▶ _Recorded data_:
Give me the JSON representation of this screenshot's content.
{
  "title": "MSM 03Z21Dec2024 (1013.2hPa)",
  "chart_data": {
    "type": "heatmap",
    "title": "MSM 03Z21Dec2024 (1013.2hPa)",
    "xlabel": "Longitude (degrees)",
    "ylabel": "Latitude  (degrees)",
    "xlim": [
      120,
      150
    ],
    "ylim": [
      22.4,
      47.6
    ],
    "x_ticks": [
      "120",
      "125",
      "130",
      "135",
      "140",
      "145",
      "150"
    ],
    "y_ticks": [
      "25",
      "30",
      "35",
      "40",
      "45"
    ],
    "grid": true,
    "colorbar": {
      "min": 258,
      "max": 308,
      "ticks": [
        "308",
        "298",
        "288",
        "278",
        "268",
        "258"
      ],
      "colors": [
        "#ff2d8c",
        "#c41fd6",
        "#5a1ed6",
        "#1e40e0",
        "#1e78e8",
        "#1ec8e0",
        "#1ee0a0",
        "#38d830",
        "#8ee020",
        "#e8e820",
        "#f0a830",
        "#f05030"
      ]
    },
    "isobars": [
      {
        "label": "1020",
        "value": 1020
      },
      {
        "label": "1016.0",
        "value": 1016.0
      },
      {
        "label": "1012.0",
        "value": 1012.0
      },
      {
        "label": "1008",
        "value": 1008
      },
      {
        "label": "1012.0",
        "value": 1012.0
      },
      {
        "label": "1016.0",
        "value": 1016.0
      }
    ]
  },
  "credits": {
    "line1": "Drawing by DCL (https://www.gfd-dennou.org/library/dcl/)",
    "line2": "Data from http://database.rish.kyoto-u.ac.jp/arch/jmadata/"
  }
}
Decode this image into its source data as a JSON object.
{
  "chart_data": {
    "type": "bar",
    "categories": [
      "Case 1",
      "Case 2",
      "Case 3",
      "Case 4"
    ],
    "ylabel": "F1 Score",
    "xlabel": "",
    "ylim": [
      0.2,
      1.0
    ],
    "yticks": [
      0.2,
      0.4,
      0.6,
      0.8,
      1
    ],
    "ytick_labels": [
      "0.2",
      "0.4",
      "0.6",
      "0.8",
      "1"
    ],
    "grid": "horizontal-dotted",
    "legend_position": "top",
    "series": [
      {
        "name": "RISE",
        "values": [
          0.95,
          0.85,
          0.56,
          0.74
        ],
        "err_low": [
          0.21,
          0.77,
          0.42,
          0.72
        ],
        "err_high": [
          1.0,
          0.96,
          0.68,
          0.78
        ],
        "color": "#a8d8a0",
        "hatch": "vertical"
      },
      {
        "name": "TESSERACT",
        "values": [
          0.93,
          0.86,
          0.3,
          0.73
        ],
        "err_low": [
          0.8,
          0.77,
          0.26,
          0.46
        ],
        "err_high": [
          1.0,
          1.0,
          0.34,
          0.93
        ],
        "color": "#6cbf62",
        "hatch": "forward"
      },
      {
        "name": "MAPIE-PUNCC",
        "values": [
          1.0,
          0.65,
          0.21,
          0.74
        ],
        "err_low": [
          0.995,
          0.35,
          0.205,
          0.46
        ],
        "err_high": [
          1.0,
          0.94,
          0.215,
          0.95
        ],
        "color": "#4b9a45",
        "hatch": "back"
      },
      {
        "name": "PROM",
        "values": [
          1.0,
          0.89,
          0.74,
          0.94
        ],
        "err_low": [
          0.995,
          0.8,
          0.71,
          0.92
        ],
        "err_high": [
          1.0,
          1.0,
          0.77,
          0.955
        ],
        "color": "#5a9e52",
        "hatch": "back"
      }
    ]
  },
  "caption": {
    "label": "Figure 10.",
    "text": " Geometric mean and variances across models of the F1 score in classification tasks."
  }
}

▶ _What you have to do_: Make an exact copy of every entry.

▶ _Answer to this task_:
Give me the JSON representation of this screenshot's content.
{
  "title": "MSM 03Z21Dec2024 (1013.2hPa)",
  "chart_data": {
    "type": "heatmap",
    "title": "MSM 03Z21Dec2024 (1013.2hPa)",
    "xlabel": "Longitude (degrees)",
    "ylabel": "Latitude  (degrees)",
    "xlim": [
      120,
      150
    ],
    "ylim": [
      22.4,
      47.6
    ],
    "x_ticks": [
      "120",
      "125",
      "130",
      "135",
      "140",
      "145",
      "150"
    ],
    "y_ticks": [
      "25",
      "30",
      "35",
      "40",
      "45"
    ],
    "grid": true,
    "colorbar": {
      "min": 258,
      "max": 308,
      "ticks": [
        "308",
        "298",
        "288",
        "278",
        "268",
        "258"
      ],
      "colors": [
        "#ff2d8c",
        "#c41fd6",
        "#5a1ed6",
        "#1e40e0",
        "#1e78e8",
        "#1ec8e0",
        "#1ee0a0",
        "#38d830",
        "#8ee020",
        "#e8e820",
        "#f0a830",
        "#f05030"
      ]
    },
    "isobars": [
      {
        "label": "1020",
        "value": 1020
      },
      {
        "label": "1016.0",
        "value": 1016.0
      },
      {
        "label": "1012.0",
        "value": 1012.0
      },
      {
        "label": "1008",
        "value": 1008
      },
      {
        "label": "1012.0",
        "value": 1012.0
      },
      {
        "label": "1016.0",
        "value": 1016.0
      }
    ]
  },
  "credits": {
    "line1": "Drawing by DCL (https://www.gfd-dennou.org/library/dcl/)",
    "line2": "Data from http://database.rish.kyoto-u.ac.jp/arch/jmadata/"
  }
}
Decode this image into its source data as a JSON object.
{
  "chart_data": {
    "type": "bar",
    "categories": [
      "Case 1",
      "Case 2",
      "Case 3",
      "Case 4"
    ],
    "ylabel": "F1 Score",
    "xlabel": "",
    "ylim": [
      0.2,
      1.0
    ],
    "yticks": [
      0.2,
      0.4,
      0.6,
      0.8,
      1
    ],
    "ytick_labels": [
      "0.2",
      "0.4",
      "0.6",
      "0.8",
      "1"
    ],
    "grid": "horizontal-dotted",
    "legend_position": "top",
    "series": [
      {
        "name": "RISE",
        "values": [
          0.95,
          0.85,
          0.56,
          0.74
        ],
        "err_low": [
          0.21,
          0.77,
          0.42,
          0.72
        ],
        "err_high": [
          1.0,
          0.96,
          0.68,
          0.78
        ],
        "color": "#a8d8a0",
        "hatch": "vertical"
      },
      {
        "name": "TESSERACT",
        "values": [
          0.93,
          0.86,
          0.3,
          0.73
        ],
        "err_low": [
          0.8,
          0.77,
          0.26,
          0.46
        ],
        "err_high": [
          1.0,
          1.0,
          0.34,
          0.93
        ],
        "color": "#6cbf62",
        "hatch": "forward"
      },
      {
        "name": "MAPIE-PUNCC",
        "values": [
          1.0,
          0.65,
          0.21,
          0.74
        ],
        "err_low": [
          0.995,
          0.35,
          0.205,
          0.46
        ],
        "err_high": [
          1.0,
          0.94,
          0.215,
          0.95
        ],
        "color": "#4b9a45",
        "hatch": "back"
      },
      {
        "name": "PROM",
        "values": [
          1.0,
          0.89,
          0.74,
          0.94
        ],
        "err_low": [
          0.995,
          0.8,
          0.71,
          0.92
        ],
        "err_high": [
          1.0,
          1.0,
          0.77,
          0.955
        ],
        "color": "#5a9e52",
        "hatch": "back"
      }
    ]
  },
  "caption": {
    "label": "Figure 10.",
    "text": " Geometric mean and variances across models of the F1 score in classification tasks."
  }
}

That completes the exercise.